● What the exercise asks: Exactly as written, retype the listing below, omitting the pictures.

Figure record listings
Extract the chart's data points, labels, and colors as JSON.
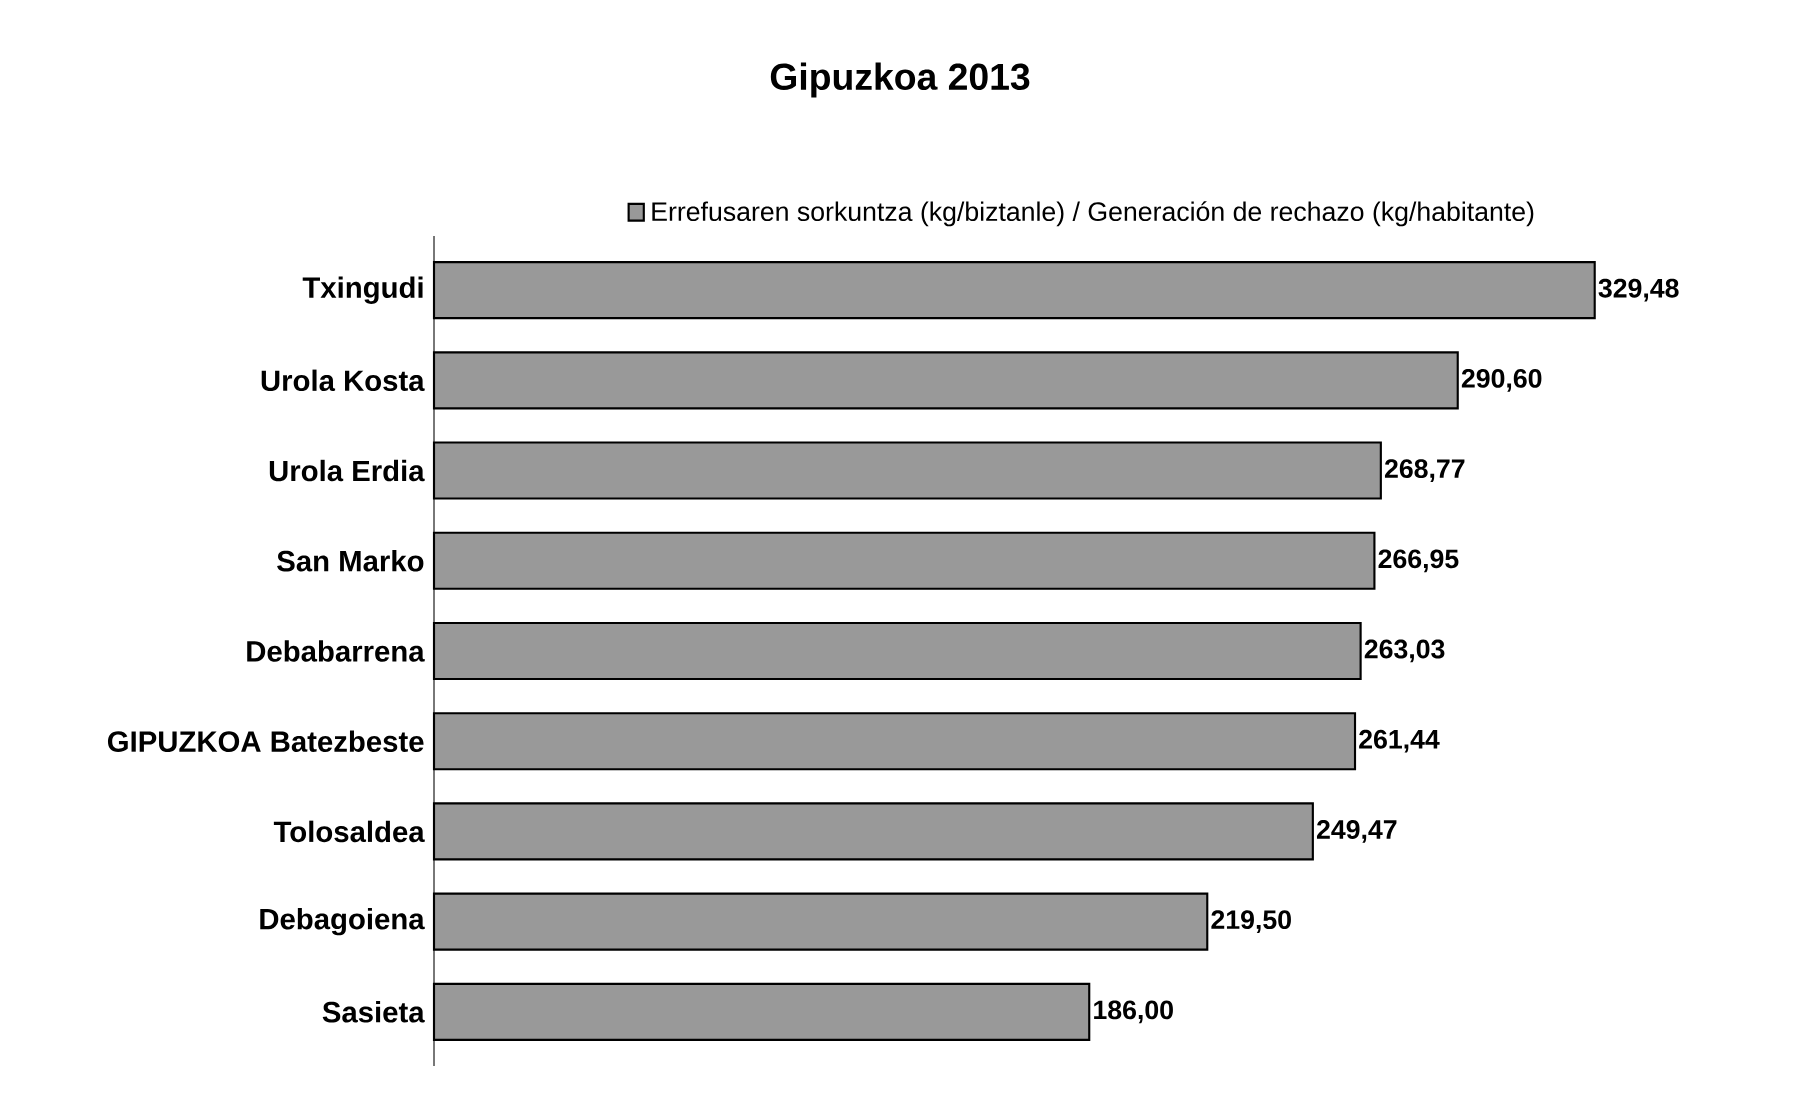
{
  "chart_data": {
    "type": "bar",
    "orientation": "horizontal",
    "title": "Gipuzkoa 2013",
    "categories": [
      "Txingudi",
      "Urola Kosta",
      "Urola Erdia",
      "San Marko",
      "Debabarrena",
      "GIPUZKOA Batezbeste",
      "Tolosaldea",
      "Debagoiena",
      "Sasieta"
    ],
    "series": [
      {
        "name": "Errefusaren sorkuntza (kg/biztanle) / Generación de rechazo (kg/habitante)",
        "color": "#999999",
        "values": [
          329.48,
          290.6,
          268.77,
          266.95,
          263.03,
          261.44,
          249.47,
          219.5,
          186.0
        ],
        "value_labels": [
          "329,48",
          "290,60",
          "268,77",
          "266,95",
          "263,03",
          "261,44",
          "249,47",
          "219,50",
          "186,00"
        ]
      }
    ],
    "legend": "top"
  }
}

● Task result:
Extract the chart's data points, labels, and colors as JSON.
{
  "chart_data": {
    "type": "bar",
    "orientation": "horizontal",
    "title": "Gipuzkoa 2013",
    "categories": [
      "Txingudi",
      "Urola Kosta",
      "Urola Erdia",
      "San Marko",
      "Debabarrena",
      "GIPUZKOA Batezbeste",
      "Tolosaldea",
      "Debagoiena",
      "Sasieta"
    ],
    "series": [
      {
        "name": "Errefusaren sorkuntza (kg/biztanle) / Generación de rechazo (kg/habitante)",
        "color": "#999999",
        "values": [
          329.48,
          290.6,
          268.77,
          266.95,
          263.03,
          261.44,
          249.47,
          219.5,
          186.0
        ],
        "value_labels": [
          "329,48",
          "290,60",
          "268,77",
          "266,95",
          "263,03",
          "261,44",
          "249,47",
          "219,50",
          "186,00"
        ]
      }
    ],
    "legend": "top"
  }
}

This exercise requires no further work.